_EXERCISE PROMPT_
Search the material below for the string "JSON" and extract each line that has it.

_RAW RECORDS_
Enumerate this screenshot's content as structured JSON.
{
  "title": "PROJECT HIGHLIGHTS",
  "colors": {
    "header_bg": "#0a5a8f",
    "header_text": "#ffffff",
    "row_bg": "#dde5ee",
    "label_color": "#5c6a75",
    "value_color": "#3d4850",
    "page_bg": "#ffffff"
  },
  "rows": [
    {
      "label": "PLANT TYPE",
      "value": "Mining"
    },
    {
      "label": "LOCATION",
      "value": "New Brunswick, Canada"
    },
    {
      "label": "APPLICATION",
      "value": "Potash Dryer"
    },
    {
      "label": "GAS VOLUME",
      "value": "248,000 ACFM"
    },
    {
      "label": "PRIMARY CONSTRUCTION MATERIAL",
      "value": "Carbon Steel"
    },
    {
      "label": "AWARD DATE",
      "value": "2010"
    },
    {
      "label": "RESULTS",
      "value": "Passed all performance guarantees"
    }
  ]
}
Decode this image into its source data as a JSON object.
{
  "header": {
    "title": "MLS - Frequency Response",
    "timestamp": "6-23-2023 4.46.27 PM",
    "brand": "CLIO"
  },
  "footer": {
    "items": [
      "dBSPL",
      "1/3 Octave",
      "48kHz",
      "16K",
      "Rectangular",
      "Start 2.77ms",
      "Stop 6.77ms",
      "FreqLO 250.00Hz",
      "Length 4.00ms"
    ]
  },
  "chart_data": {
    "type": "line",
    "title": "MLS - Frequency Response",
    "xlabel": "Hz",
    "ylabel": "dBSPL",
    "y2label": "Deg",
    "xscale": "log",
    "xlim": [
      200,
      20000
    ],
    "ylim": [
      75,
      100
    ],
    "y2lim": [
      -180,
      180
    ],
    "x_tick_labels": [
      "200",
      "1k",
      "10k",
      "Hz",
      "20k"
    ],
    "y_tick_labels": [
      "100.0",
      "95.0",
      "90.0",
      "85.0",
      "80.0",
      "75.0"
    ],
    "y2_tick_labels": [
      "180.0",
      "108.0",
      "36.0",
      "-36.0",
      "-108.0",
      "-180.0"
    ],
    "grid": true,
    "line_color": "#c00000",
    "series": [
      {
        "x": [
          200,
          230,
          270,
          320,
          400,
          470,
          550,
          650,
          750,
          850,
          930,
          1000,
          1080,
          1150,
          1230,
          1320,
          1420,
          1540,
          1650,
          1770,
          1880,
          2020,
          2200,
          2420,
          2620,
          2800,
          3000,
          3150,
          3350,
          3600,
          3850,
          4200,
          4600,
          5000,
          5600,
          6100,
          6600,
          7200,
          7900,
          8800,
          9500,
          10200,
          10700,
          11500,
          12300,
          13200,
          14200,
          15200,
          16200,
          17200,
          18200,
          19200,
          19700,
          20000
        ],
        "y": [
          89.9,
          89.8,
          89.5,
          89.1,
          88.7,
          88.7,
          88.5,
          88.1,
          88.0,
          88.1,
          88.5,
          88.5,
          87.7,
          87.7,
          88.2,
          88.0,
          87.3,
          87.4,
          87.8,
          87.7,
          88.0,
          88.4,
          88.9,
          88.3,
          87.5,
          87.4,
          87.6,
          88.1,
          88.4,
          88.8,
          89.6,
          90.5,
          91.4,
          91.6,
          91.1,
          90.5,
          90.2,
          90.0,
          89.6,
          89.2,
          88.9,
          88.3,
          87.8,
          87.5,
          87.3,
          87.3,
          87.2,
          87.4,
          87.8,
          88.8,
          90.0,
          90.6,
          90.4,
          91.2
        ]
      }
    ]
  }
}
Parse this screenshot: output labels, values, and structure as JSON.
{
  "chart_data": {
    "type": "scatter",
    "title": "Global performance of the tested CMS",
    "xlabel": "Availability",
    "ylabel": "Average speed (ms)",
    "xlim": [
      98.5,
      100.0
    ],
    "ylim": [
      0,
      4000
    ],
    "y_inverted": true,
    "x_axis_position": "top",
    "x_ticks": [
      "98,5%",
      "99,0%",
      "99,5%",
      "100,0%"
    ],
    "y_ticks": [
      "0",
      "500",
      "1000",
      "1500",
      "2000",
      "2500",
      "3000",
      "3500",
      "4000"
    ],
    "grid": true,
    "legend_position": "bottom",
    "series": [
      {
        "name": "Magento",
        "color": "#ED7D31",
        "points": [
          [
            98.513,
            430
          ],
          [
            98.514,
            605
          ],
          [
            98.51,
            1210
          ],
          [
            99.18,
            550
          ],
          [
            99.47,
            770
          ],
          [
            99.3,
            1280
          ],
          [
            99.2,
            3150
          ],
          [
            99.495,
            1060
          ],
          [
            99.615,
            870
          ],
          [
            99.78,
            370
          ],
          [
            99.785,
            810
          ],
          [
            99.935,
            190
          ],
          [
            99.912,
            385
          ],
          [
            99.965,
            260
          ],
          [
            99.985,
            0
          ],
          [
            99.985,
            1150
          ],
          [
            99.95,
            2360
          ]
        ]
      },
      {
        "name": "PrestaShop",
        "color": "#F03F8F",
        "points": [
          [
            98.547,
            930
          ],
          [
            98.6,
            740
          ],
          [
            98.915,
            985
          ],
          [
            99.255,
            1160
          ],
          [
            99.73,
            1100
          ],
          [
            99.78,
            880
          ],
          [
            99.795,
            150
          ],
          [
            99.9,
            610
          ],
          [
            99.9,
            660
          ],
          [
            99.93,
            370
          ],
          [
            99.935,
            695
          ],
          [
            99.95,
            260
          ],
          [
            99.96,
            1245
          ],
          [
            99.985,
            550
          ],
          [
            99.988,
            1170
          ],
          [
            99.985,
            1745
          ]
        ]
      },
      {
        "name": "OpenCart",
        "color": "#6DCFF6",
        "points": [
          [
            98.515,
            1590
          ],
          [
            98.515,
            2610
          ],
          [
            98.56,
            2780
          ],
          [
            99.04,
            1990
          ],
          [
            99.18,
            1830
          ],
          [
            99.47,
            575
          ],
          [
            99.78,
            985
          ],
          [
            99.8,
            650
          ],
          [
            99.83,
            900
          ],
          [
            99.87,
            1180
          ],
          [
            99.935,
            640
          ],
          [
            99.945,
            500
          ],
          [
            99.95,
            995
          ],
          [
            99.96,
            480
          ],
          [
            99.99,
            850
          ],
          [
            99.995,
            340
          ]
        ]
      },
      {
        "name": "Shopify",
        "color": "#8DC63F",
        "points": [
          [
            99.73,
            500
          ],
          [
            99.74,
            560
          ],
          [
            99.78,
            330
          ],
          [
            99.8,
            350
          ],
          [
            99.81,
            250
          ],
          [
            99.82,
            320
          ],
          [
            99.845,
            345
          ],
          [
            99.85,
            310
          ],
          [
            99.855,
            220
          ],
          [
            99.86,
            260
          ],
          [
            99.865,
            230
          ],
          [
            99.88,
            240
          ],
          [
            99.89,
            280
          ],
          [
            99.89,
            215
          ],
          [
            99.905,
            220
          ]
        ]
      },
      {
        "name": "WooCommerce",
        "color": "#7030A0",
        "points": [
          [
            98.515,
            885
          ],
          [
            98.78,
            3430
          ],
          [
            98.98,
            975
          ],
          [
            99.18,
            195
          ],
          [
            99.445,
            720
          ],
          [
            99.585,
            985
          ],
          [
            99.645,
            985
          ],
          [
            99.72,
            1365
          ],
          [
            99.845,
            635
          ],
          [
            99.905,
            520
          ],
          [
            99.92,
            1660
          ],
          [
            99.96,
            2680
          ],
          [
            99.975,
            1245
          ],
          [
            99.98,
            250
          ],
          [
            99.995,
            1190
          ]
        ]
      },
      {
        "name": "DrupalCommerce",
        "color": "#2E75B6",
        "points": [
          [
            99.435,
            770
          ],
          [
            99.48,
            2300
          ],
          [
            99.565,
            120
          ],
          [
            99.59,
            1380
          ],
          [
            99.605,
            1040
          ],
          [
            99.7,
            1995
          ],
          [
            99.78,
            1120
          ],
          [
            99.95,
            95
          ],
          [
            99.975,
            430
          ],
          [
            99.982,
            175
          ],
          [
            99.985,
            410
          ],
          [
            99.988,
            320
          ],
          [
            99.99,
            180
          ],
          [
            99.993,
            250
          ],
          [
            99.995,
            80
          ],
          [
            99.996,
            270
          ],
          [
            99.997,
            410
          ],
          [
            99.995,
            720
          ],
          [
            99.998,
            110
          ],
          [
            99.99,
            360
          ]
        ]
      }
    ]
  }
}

_EXERCISE OUTPUT_
Enumerate this screenshot's content as structured JSON.
Decode this image into its source data as a JSON object.
Parse this screenshot: output labels, values, and structure as JSON.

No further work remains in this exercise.